= Records for processing =
_ _ _
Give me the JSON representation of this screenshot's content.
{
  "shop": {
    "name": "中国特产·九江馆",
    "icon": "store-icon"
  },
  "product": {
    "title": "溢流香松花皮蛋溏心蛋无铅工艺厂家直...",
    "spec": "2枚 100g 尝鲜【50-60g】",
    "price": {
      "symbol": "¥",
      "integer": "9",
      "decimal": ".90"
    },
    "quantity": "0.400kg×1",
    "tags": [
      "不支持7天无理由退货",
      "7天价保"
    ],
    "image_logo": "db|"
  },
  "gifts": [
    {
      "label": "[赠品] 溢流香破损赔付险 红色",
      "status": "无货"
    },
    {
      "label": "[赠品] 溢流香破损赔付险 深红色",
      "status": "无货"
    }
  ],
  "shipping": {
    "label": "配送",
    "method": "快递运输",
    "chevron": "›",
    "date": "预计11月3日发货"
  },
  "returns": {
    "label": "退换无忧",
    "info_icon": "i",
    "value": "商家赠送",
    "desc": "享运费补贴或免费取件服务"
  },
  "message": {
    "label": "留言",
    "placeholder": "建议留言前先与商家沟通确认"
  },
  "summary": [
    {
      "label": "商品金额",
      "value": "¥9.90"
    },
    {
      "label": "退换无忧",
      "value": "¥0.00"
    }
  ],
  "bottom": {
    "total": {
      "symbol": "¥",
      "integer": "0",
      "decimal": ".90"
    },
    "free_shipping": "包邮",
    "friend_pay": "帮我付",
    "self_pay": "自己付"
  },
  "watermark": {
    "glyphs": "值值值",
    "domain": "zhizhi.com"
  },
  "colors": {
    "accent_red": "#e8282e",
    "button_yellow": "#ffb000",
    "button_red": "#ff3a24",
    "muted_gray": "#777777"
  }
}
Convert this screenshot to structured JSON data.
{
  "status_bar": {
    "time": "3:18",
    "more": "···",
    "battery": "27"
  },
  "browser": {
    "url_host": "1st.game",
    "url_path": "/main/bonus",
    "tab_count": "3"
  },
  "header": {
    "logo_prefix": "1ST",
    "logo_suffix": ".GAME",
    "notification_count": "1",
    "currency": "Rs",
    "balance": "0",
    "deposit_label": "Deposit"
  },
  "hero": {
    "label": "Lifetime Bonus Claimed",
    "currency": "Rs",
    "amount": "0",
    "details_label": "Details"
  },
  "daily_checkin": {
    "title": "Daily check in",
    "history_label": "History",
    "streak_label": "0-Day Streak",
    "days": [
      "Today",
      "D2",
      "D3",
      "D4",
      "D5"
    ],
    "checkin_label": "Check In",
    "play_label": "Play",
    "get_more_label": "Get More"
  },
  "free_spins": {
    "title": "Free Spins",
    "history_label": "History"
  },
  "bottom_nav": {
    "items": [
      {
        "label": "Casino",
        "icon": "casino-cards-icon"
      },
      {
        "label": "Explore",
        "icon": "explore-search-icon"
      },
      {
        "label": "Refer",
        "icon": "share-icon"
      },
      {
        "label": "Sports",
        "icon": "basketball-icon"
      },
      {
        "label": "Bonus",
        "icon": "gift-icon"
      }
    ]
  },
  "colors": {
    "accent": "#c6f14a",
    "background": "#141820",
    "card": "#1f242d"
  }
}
_ _ _
= What is being asked =
Search the data for the word "this" and copy each line where it appears.

= Answer to the exercise =
Give me the JSON representation of this screenshot's content.
Convert this screenshot to structured JSON data.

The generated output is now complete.